▸ **Exercise brief**: Keep only the lines of the data below that contain "highlight", and copy them.

▸ **Record extracts**:
— BEGIN —

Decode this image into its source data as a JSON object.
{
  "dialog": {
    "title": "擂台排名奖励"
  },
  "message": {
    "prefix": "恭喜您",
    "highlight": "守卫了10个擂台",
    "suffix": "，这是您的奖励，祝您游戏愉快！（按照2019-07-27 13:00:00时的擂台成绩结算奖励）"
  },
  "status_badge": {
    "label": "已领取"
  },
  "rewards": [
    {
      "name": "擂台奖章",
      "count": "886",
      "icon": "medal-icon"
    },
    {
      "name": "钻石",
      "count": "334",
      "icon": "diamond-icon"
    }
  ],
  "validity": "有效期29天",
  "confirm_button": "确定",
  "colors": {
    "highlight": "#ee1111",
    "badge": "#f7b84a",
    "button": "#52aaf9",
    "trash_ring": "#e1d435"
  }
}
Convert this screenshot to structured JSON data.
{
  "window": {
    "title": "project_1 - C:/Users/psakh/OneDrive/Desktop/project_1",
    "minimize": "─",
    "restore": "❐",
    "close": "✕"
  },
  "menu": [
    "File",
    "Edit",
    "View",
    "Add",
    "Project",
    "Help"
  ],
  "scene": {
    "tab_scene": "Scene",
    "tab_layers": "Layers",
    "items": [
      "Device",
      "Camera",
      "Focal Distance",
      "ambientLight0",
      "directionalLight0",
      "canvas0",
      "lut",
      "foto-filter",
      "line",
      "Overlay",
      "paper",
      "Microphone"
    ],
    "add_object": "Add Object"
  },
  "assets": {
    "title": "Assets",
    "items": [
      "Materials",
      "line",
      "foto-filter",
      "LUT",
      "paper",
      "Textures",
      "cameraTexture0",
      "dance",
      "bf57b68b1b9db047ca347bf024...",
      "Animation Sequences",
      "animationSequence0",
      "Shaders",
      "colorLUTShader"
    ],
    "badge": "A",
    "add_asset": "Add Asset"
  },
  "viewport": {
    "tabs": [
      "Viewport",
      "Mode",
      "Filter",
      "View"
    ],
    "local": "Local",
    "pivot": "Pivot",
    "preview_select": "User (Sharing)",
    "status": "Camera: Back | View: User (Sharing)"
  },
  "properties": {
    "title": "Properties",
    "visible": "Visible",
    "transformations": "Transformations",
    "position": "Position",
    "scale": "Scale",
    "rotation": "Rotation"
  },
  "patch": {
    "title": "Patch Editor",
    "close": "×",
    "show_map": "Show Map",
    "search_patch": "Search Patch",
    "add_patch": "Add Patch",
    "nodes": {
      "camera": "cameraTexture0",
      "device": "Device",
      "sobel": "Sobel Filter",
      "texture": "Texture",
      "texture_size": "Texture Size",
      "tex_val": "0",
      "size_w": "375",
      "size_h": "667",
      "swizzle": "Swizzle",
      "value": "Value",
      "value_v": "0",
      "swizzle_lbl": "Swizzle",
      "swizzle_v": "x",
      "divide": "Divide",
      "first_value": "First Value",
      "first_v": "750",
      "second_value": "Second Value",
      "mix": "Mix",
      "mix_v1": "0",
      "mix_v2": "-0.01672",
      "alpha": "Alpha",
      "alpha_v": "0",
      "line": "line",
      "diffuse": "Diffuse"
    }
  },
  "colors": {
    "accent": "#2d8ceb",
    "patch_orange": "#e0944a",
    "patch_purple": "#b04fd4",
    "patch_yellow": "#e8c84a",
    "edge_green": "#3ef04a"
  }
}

— END —

▸ **Result**:
    "highlight": "守卫了10个擂台",
    "highlight": "#ee1111",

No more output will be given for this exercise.